-- Start Dataset records --
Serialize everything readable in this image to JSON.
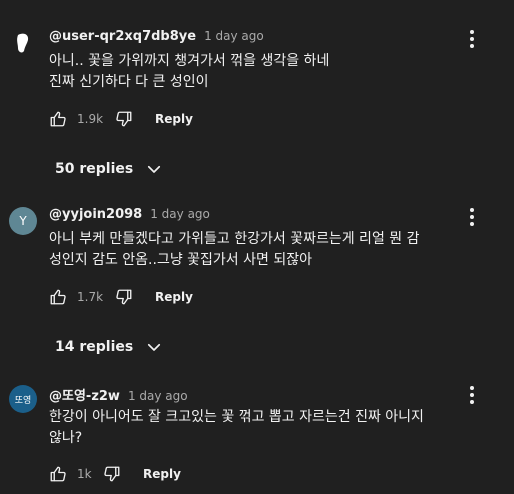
{
  "colors": {
    "background": "#202020",
    "text": "#f1f1f1",
    "muted": "#aaaaaa",
    "avatar2": "#5f8794",
    "avatar3": "#1b5f8a"
  },
  "comments": [
    {
      "author": "@user-qr2xq7db8ye",
      "time": "1 day ago",
      "text": "아니.. 꽃을 가위까지 챙겨가서 꺾을 생각을 하네\n진짜 신기하다 다 큰 성인이",
      "likes": "1.9k",
      "reply_label": "Reply",
      "replies_label": "50 replies",
      "avatar_icon": "white-blob-icon"
    },
    {
      "author": "@yyjoin2098",
      "time": "1 day ago",
      "text": "아니 부케 만들겠다고 가위들고 한강가서 꽃짜르는게 리얼 뭔 감\n성인지 감도 안옴..그냥 꽃집가서 사면 되잖아",
      "likes": "1.7k",
      "reply_label": "Reply",
      "replies_label": "14 replies",
      "avatar_letter": "Y"
    },
    {
      "author": "@또영-z2w",
      "time": "1 day ago",
      "text": "한강이 아니어도 잘 크고있는 꽃 꺾고 뽑고 자르는건 진짜 아니지\n않나?",
      "likes": "1k",
      "reply_label": "Reply",
      "avatar_text": "또영"
    }
  ]
}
-- End Dataset records --
§ Given exercise
Identify and list each line with the word "replies".

§ Task result
      "replies_label": "50 replies",
      "replies_label": "14 replies",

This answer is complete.